::: LISTED ENTRIES

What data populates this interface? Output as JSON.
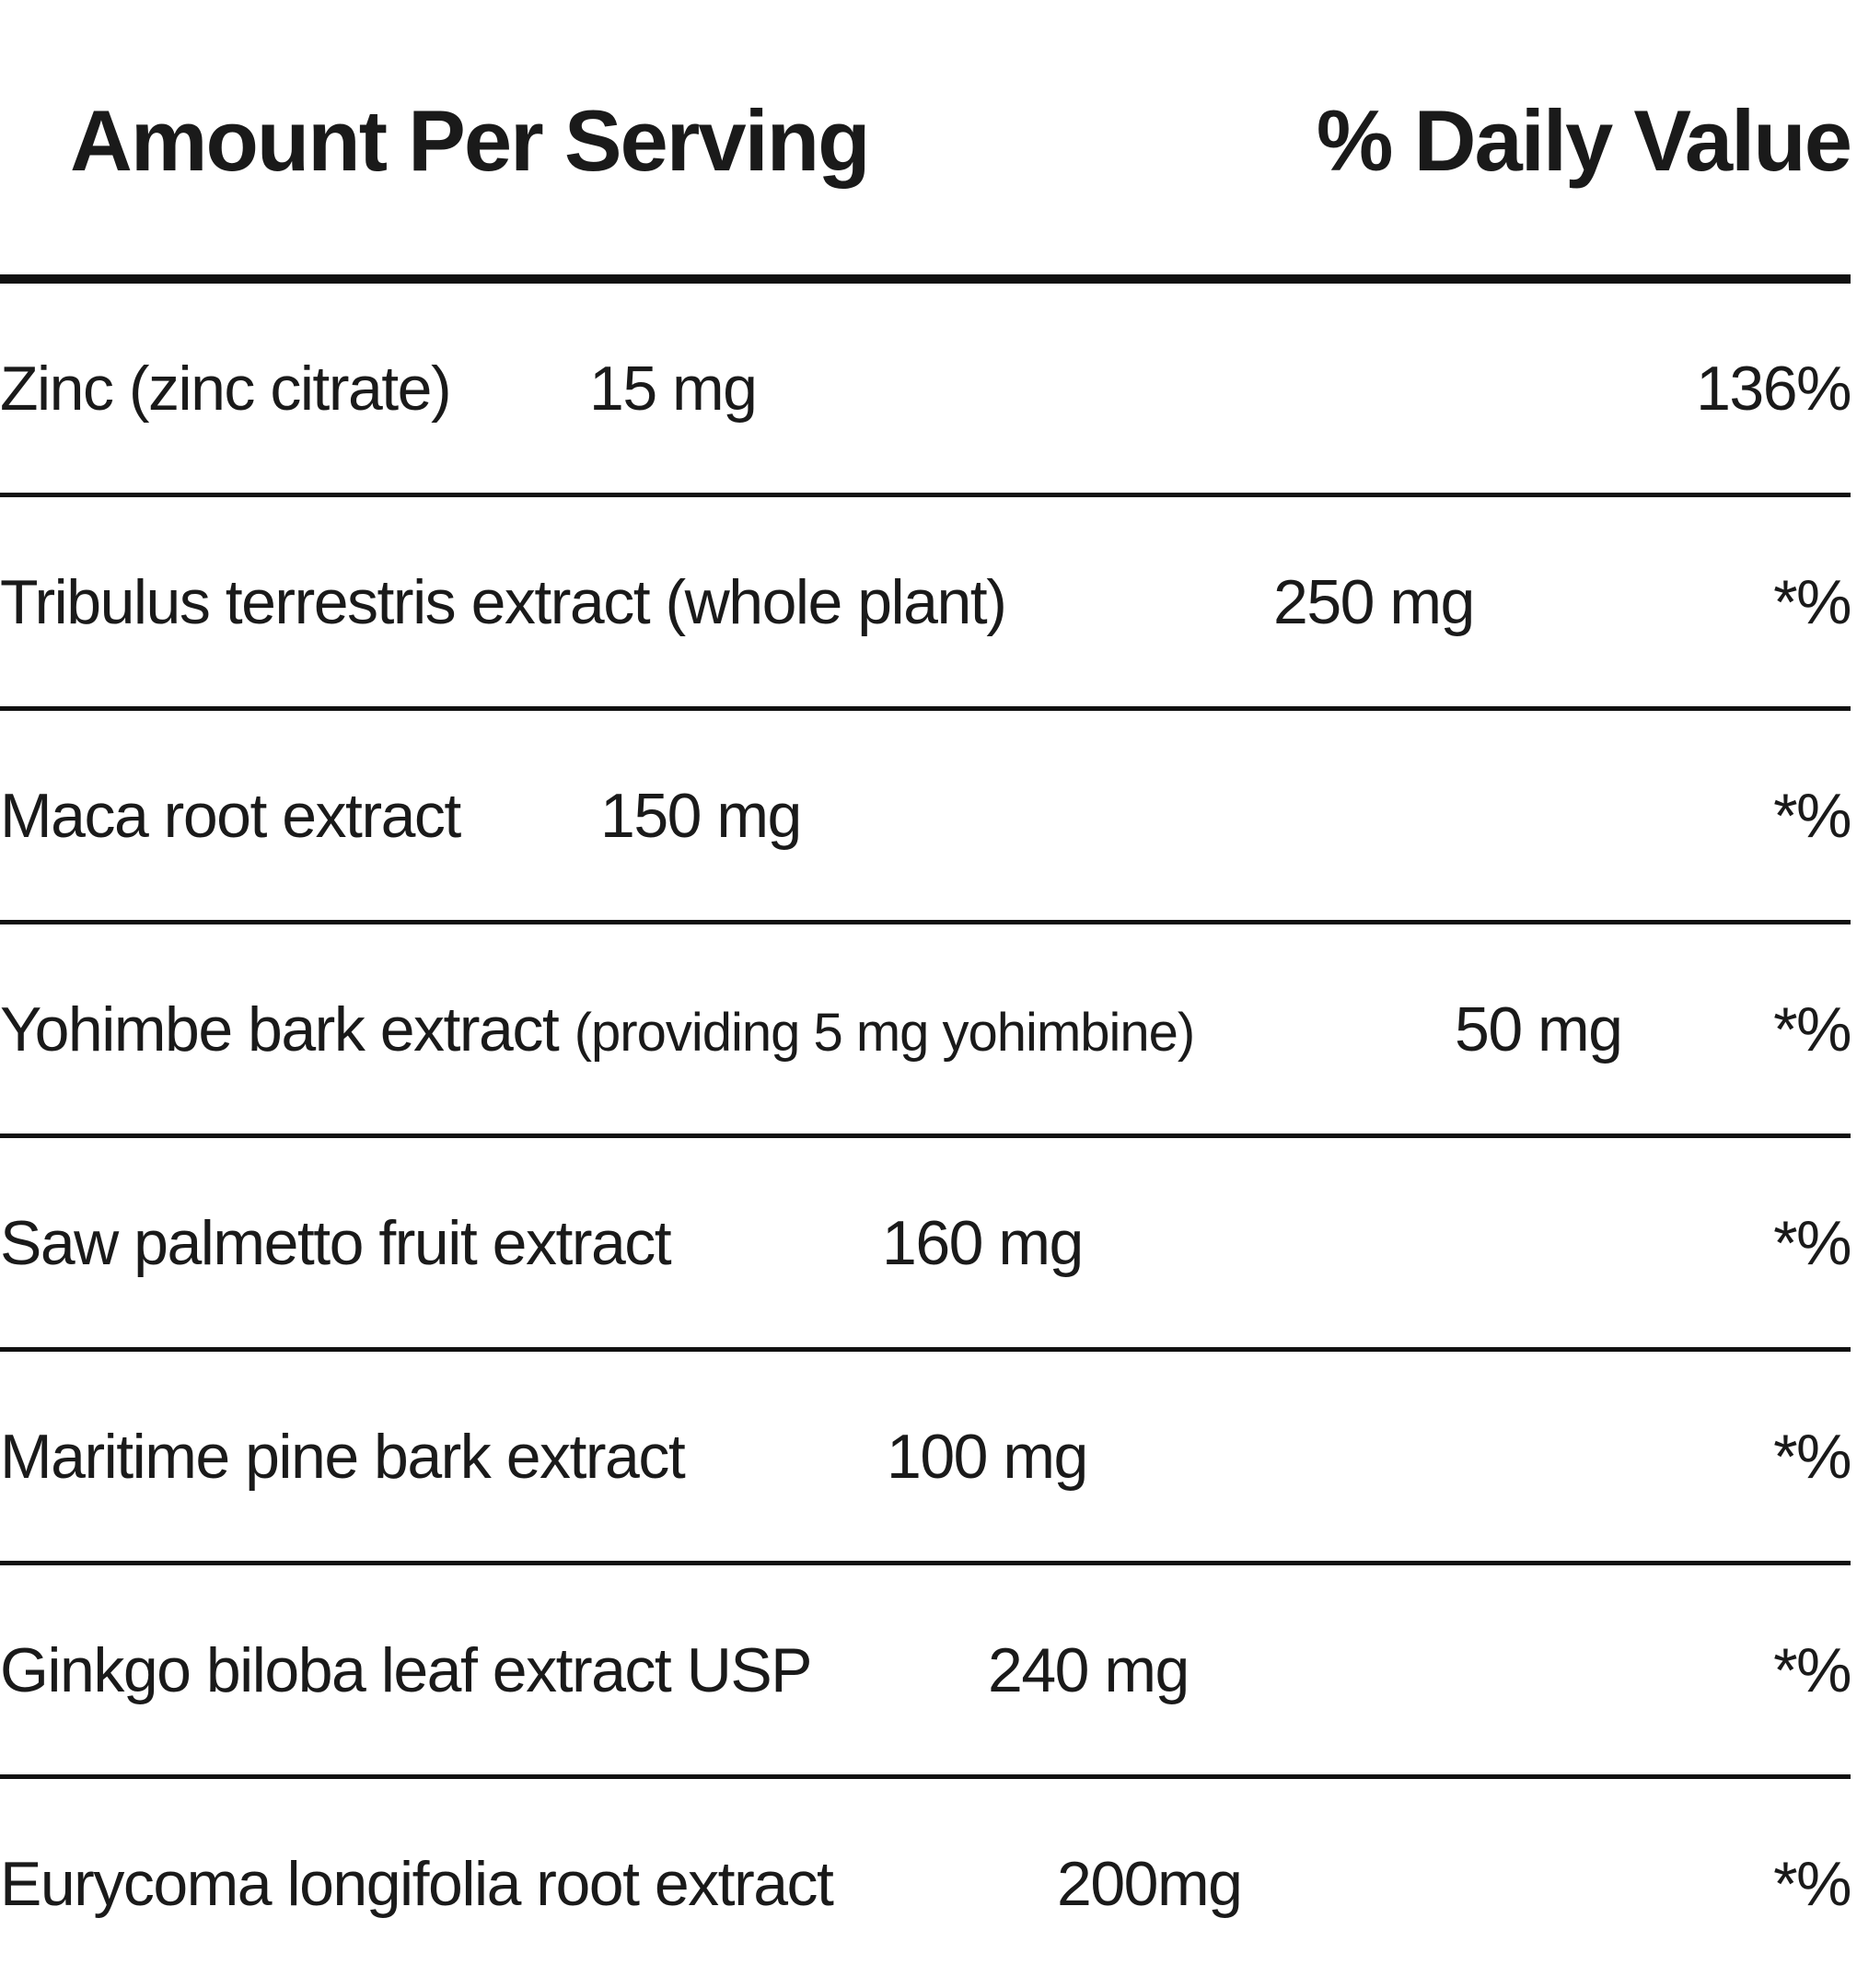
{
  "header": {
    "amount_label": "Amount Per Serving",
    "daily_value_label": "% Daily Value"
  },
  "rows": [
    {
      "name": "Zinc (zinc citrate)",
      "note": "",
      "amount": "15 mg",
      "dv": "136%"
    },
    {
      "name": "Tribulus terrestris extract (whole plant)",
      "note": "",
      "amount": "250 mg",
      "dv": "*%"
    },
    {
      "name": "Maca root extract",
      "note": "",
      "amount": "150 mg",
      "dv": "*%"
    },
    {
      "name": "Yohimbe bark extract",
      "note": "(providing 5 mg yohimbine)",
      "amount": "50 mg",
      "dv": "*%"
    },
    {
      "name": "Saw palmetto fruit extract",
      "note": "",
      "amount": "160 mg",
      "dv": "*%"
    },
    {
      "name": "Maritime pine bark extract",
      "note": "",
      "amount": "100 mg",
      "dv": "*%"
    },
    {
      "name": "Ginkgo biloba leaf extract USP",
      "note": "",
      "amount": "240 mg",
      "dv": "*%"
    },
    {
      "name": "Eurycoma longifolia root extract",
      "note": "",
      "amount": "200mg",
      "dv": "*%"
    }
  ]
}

::::::

REQUEST → Transcribe each line above verbatim, with the pictures left out.

THE COMPLETED TASK →
What data populates this interface? Output as JSON.
{
  "header": {
    "amount_label": "Amount Per Serving",
    "daily_value_label": "% Daily Value"
  },
  "rows": [
    {
      "name": "Zinc (zinc citrate)",
      "note": "",
      "amount": "15 mg",
      "dv": "136%"
    },
    {
      "name": "Tribulus terrestris extract (whole plant)",
      "note": "",
      "amount": "250 mg",
      "dv": "*%"
    },
    {
      "name": "Maca root extract",
      "note": "",
      "amount": "150 mg",
      "dv": "*%"
    },
    {
      "name": "Yohimbe bark extract",
      "note": "(providing 5 mg yohimbine)",
      "amount": "50 mg",
      "dv": "*%"
    },
    {
      "name": "Saw palmetto fruit extract",
      "note": "",
      "amount": "160 mg",
      "dv": "*%"
    },
    {
      "name": "Maritime pine bark extract",
      "note": "",
      "amount": "100 mg",
      "dv": "*%"
    },
    {
      "name": "Ginkgo biloba leaf extract USP",
      "note": "",
      "amount": "240 mg",
      "dv": "*%"
    },
    {
      "name": "Eurycoma longifolia root extract",
      "note": "",
      "amount": "200mg",
      "dv": "*%"
    }
  ]
}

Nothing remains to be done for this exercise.